## What to do
Copy all lines in which the word "avatar" can be found.

## Stored rows
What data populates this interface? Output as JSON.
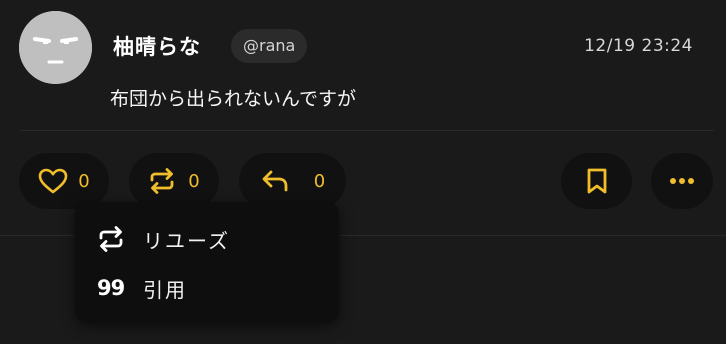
{
  "post": {
    "display_name": "柚晴らな",
    "handle": "@rana",
    "timestamp": "12/19 23:24",
    "text": "布団から出られないんですが",
    "avatar_icon": "expressionless-face-avatar"
  },
  "actions": {
    "like": {
      "icon": "heart-icon",
      "count": "0"
    },
    "repost": {
      "icon": "repost-icon",
      "count": "0"
    },
    "reply": {
      "icon": "reply-icon",
      "count": "0"
    },
    "bookmark": {
      "icon": "bookmark-icon"
    },
    "more": {
      "icon": "more-horizontal-icon"
    }
  },
  "repost_menu": {
    "items": [
      {
        "icon": "repost-icon",
        "label": "リユーズ"
      },
      {
        "icon_text": "99",
        "label": "引用"
      }
    ]
  },
  "colors": {
    "background": "#1b1a1b",
    "accent": "#f0bd2b",
    "button_bg": "#121112",
    "handle_pill": "#2c2b2c",
    "avatar": "#bfbfbf"
  }
}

## Full output
    "avatar_icon": "expressionless-face-avatar"
    "avatar": "#bfbfbf"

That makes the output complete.